## Given text:
:::::
Section 5 of the Arbitration and Conciliation Act preserves the power of the
Court to stay proceedings in order for a matter to be referred to arbitration
and the lower Court was in error when it failed to exercise the said power.”

It is therefore in exercise
of this bona fide powers that the various courts have
formulated various principles to guide a court considering a grant or refusal
of an application for stay of proceedings pending appeal.[9]

The second variant of this
interim relief is when the Applicant simply seeks a preservatory order so that
the Respondent does not deal with the subject matter inappropriately before the
Arbitration Tribunal has had an opportunity of looking at the issues. In this
instance, Applicant seeks injunction in aid of arbitration.

A review of all the reported
cases by the appellate courts on this principle of injunctions pending
arbitration reveal that most of them relate to the first category; applications
for stay of proceedings in a pending lawsuit. Upon a review of a few cases,[10] it can be safely concluded that so
far, the appellate courts have only had the opportunity of pronouncing on the
state of the law where the injunction is sought to halt an on-going
proceedings.

The question then is, what
happens when for instance, the Arbitral panel is yet to be constituted after
the commencement of arbitration proceedings?[11] This was the scenario in Intels v.
NPA.

3.     
Brief facts of Intels & Anor v.
Nigerian Ports Authority (NPA)

Intels Nigeria Limited
entered into a contract with the NPA and was appointed the Managing Agent in
some of the pilotage districts of the Exclusive Economic Zone of the Federal
Republic of Nigeria, to monitor and supervise oil industry related activities
with a view to earning more revenue. By the agreement of parties, the contract
was to last for ten (10) years between August 2010 and August 2020. By the parties
agreement, Intels is entitled to withhold its commission from the revenue
before remitting the balance to the NPA. During the pendency of the agreement,
however, NPA as an agency of the Federal Government of Nigeria keyed into the
Treasury Single Account (TSA) of the Federal Government of Nigeria which
required all revenue generated to be first paid into that account. Therefore,
by a Supplemental agreement, parties agreed to treat Intel’s commission
payments as priority and take reasonable steps to ensure prompt payment of
Intels’ invoices.
:::::
## Stated task 1:
Copy the rows verbatim, from the start of the rows through the line containing "801, 550, 826]", inclusive.
:::::
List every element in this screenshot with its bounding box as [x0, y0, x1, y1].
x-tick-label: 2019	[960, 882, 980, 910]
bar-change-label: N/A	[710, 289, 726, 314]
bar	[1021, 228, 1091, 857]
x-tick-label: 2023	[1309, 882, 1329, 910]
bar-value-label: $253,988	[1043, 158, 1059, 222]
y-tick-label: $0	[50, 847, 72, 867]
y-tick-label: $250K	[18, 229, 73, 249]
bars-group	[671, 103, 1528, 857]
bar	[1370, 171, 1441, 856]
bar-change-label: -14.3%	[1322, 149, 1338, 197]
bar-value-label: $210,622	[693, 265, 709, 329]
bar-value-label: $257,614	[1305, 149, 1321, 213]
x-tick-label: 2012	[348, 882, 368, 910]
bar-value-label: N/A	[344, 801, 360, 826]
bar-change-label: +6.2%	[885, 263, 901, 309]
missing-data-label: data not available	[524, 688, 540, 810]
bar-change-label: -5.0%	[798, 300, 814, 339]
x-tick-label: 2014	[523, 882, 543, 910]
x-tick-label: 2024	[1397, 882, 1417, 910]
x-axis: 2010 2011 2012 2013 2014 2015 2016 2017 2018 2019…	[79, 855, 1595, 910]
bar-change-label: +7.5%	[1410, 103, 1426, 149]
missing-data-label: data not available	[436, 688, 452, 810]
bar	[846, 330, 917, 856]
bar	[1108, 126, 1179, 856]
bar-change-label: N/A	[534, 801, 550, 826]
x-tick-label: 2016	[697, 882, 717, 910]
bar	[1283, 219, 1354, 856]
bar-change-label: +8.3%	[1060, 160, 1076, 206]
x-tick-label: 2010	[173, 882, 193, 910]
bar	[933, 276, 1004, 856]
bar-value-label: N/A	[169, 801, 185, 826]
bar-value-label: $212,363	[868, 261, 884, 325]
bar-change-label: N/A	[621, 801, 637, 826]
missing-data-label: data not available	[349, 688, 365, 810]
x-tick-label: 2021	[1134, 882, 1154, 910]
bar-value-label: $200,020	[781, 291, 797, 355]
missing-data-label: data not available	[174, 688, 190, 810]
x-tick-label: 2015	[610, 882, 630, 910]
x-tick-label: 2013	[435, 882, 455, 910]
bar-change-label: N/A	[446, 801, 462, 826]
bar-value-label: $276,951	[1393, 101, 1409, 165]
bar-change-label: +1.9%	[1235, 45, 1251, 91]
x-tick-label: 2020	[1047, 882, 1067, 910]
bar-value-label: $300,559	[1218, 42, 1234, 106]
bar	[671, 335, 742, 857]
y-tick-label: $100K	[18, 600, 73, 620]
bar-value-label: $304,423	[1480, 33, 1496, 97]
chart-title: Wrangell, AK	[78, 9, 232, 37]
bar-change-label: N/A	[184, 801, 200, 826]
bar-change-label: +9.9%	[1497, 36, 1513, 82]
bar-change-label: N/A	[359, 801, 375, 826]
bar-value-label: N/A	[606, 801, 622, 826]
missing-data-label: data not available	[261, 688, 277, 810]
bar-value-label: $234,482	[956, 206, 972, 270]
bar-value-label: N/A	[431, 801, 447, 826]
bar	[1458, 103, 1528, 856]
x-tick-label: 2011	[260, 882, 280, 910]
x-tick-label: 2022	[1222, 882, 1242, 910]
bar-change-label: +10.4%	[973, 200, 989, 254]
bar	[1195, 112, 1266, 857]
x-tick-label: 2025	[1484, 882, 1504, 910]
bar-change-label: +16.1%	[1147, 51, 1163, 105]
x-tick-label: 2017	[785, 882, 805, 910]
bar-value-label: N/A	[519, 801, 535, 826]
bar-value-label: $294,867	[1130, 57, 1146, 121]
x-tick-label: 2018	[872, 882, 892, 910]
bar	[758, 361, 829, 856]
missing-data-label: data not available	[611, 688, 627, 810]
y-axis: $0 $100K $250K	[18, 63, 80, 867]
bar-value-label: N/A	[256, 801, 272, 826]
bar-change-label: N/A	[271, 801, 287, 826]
:::::
## Stated task 2:
In the passage on injunctions pending arbitration, how long was the contract between Intels and the NPA to last?

## Written solution 1:
List every element in this screenshot with its bounding box as [x0, y0, x1, y1].
x-tick-label: 2019	[960, 882, 980, 910]
bar-change-label: N/A	[710, 289, 726, 314]
bar	[1021, 228, 1091, 857]
x-tick-label: 2023	[1309, 882, 1329, 910]
bar-value-label: $253,988	[1043, 158, 1059, 222]
y-tick-label: $0	[50, 847, 72, 867]
y-tick-label: $250K	[18, 229, 73, 249]
bars-group	[671, 103, 1528, 857]
bar	[1370, 171, 1441, 856]
bar-change-label: -14.3%	[1322, 149, 1338, 197]
bar-value-label: $210,622	[693, 265, 709, 329]
bar-value-label: $257,614	[1305, 149, 1321, 213]
x-tick-label: 2012	[348, 882, 368, 910]
bar-value-label: N/A	[344, 801, 360, 826]
bar-change-label: +6.2%	[885, 263, 901, 309]
missing-data-label: data not available	[524, 688, 540, 810]
bar-change-label: -5.0%	[798, 300, 814, 339]
x-tick-label: 2014	[523, 882, 543, 910]
x-tick-label: 2024	[1397, 882, 1417, 910]
x-axis: 2010 2011 2012 2013 2014 2015 2016 2017 2018 2019…	[79, 855, 1595, 910]
bar-change-label: +7.5%	[1410, 103, 1426, 149]
missing-data-label: data not available	[436, 688, 452, 810]
bar	[846, 330, 917, 856]
bar	[1108, 126, 1179, 856]
bar-change-label: N/A	[534, 801, 550, 826]

## Written solution 2:
Ten years, from August 2010 to August 2020.